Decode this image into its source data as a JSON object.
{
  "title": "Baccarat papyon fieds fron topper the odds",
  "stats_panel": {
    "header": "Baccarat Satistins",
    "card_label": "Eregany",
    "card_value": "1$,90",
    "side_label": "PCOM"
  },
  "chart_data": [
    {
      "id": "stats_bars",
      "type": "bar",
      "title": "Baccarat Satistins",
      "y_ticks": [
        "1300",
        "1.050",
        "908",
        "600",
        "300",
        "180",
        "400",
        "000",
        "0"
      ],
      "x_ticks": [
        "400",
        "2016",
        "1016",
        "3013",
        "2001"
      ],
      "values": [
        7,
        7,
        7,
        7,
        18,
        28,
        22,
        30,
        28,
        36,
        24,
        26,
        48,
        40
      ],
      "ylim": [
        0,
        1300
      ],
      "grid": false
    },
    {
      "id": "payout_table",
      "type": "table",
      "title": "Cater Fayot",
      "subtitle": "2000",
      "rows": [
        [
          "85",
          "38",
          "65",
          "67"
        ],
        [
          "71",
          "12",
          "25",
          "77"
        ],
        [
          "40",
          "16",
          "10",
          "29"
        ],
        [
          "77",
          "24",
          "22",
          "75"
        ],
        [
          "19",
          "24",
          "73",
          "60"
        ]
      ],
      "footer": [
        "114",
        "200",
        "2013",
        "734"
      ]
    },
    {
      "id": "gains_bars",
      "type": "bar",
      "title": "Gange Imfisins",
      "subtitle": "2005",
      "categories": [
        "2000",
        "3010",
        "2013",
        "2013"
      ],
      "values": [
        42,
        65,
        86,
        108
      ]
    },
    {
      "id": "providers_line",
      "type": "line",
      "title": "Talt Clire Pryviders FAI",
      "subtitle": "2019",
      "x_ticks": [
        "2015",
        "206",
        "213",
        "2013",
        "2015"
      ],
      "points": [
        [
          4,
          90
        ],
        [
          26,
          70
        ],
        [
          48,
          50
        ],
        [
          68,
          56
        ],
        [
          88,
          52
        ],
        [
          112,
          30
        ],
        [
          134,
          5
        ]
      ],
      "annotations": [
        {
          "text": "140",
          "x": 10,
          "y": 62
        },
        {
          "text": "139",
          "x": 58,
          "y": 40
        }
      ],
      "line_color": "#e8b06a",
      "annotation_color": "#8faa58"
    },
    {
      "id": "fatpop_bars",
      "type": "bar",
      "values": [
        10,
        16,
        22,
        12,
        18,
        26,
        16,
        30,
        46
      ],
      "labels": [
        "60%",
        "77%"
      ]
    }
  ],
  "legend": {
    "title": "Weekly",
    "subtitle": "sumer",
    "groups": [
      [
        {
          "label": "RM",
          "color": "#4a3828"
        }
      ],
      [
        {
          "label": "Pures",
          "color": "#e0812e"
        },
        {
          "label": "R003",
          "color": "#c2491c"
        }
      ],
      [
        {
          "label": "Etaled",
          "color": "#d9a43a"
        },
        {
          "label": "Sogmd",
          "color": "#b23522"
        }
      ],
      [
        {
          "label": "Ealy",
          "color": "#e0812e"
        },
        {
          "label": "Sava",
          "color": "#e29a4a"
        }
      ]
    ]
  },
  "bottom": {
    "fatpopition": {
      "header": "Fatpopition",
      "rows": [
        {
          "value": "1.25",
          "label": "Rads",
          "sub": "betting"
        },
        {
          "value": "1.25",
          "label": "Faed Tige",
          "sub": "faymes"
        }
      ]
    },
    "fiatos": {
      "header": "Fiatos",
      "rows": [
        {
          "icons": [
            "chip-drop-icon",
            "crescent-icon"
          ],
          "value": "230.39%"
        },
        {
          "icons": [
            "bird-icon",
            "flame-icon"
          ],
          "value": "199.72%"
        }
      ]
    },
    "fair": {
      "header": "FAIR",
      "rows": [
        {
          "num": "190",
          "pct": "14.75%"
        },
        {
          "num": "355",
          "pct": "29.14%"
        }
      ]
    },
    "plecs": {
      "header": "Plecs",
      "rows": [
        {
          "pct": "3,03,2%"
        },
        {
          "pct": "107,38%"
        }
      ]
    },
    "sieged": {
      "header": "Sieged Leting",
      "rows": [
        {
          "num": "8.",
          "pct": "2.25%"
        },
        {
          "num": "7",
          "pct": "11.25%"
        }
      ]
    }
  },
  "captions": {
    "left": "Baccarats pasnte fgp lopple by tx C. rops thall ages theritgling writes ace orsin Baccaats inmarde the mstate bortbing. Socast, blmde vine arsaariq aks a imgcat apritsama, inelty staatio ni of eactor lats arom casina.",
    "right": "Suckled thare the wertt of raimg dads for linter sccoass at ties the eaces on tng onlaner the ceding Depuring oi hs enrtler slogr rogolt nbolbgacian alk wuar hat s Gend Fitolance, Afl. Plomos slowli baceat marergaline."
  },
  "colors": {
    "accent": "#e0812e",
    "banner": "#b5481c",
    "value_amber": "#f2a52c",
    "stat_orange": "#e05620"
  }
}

------------------------------

Transcribe the entire listing above precisely.

» FULL OUTPUT
Decode this image into its source data as a JSON object.
{
  "title": "Baccarat papyon fieds fron topper the odds",
  "stats_panel": {
    "header": "Baccarat Satistins",
    "card_label": "Eregany",
    "card_value": "1$,90",
    "side_label": "PCOM"
  },
  "chart_data": [
    {
      "id": "stats_bars",
      "type": "bar",
      "title": "Baccarat Satistins",
      "y_ticks": [
        "1300",
        "1.050",
        "908",
        "600",
        "300",
        "180",
        "400",
        "000",
        "0"
      ],
      "x_ticks": [
        "400",
        "2016",
        "1016",
        "3013",
        "2001"
      ],
      "values": [
        7,
        7,
        7,
        7,
        18,
        28,
        22,
        30,
        28,
        36,
        24,
        26,
        48,
        40
      ],
      "ylim": [
        0,
        1300
      ],
      "grid": false
    },
    {
      "id": "payout_table",
      "type": "table",
      "title": "Cater Fayot",
      "subtitle": "2000",
      "rows": [
        [
          "85",
          "38",
          "65",
          "67"
        ],
        [
          "71",
          "12",
          "25",
          "77"
        ],
        [
          "40",
          "16",
          "10",
          "29"
        ],
        [
          "77",
          "24",
          "22",
          "75"
        ],
        [
          "19",
          "24",
          "73",
          "60"
        ]
      ],
      "footer": [
        "114",
        "200",
        "2013",
        "734"
      ]
    },
    {
      "id": "gains_bars",
      "type": "bar",
      "title": "Gange Imfisins",
      "subtitle": "2005",
      "categories": [
        "2000",
        "3010",
        "2013",
        "2013"
      ],
      "values": [
        42,
        65,
        86,
        108
      ]
    },
    {
      "id": "providers_line",
      "type": "line",
      "title": "Talt Clire Pryviders FAI",
      "subtitle": "2019",
      "x_ticks": [
        "2015",
        "206",
        "213",
        "2013",
        "2015"
      ],
      "points": [
        [
          4,
          90
        ],
        [
          26,
          70
        ],
        [
          48,
          50
        ],
        [
          68,
          56
        ],
        [
          88,
          52
        ],
        [
          112,
          30
        ],
        [
          134,
          5
        ]
      ],
      "annotations": [
        {
          "text": "140",
          "x": 10,
          "y": 62
        },
        {
          "text": "139",
          "x": 58,
          "y": 40
        }
      ],
      "line_color": "#e8b06a",
      "annotation_color": "#8faa58"
    },
    {
      "id": "fatpop_bars",
      "type": "bar",
      "values": [
        10,
        16,
        22,
        12,
        18,
        26,
        16,
        30,
        46
      ],
      "labels": [
        "60%",
        "77%"
      ]
    }
  ],
  "legend": {
    "title": "Weekly",
    "subtitle": "sumer",
    "groups": [
      [
        {
          "label": "RM",
          "color": "#4a3828"
        }
      ],
      [
        {
          "label": "Pures",
          "color": "#e0812e"
        },
        {
          "label": "R003",
          "color": "#c2491c"
        }
      ],
      [
        {
          "label": "Etaled",
          "color": "#d9a43a"
        },
        {
          "label": "Sogmd",
          "color": "#b23522"
        }
      ],
      [
        {
          "label": "Ealy",
          "color": "#e0812e"
        },
        {
          "label": "Sava",
          "color": "#e29a4a"
        }
      ]
    ]
  },
  "bottom": {
    "fatpopition": {
      "header": "Fatpopition",
      "rows": [
        {
          "value": "1.25",
          "label": "Rads",
          "sub": "betting"
        },
        {
          "value": "1.25",
          "label": "Faed Tige",
          "sub": "faymes"
        }
      ]
    },
    "fiatos": {
      "header": "Fiatos",
      "rows": [
        {
          "icons": [
            "chip-drop-icon",
            "crescent-icon"
          ],
          "value": "230.39%"
        },
        {
          "icons": [
            "bird-icon",
            "flame-icon"
          ],
          "value": "199.72%"
        }
      ]
    },
    "fair": {
      "header": "FAIR",
      "rows": [
        {
          "num": "190",
          "pct": "14.75%"
        },
        {
          "num": "355",
          "pct": "29.14%"
        }
      ]
    },
    "plecs": {
      "header": "Plecs",
      "rows": [
        {
          "pct": "3,03,2%"
        },
        {
          "pct": "107,38%"
        }
      ]
    },
    "sieged": {
      "header": "Sieged Leting",
      "rows": [
        {
          "num": "8.",
          "pct": "2.25%"
        },
        {
          "num": "7",
          "pct": "11.25%"
        }
      ]
    }
  },
  "captions": {
    "left": "Baccarats pasnte fgp lopple by tx C. rops thall ages theritgling writes ace orsin Baccaats inmarde the mstate bortbing. Socast, blmde vine arsaariq aks a imgcat apritsama, inelty staatio ni of eactor lats arom casina.",
    "right": "Suckled thare the wertt of raimg dads for linter sccoass at ties the eaces on tng onlaner the ceding Depuring oi hs enrtler slogr rogolt nbolbgacian alk wuar hat s Gend Fitolance, Afl. Plomos slowli baceat marergaline."
  },
  "colors": {
    "accent": "#e0812e",
    "banner": "#b5481c",
    "value_amber": "#f2a52c",
    "stat_orange": "#e05620"
  }
}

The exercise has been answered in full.